-- START RECORD EXCERPTS --

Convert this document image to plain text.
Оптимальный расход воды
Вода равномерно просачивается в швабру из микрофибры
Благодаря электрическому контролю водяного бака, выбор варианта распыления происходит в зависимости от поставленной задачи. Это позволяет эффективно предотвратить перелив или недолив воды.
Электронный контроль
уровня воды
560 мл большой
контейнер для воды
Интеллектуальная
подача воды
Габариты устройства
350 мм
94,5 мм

-- END RECORD EXCERPTS --

### PROBLEM TO WORK ON
Every entry in the listing must be retyped exactly.

### TASK OUTPUT
Convert this document image to plain text.
Оптимальный расход воды
Вода равномерно просачивается в швабру из микрофибры
Благодаря электрическому контролю водяного бака, выбор варианта распыления происходит в зависимости от поставленной задачи. Это позволяет эффективно предотвратить перелив или недолив воды.
Электронный контроль
уровня воды
560 мл большой
контейнер для воды
Интеллектуальная
подача воды
Габариты устройства
350 мм
94,5 мм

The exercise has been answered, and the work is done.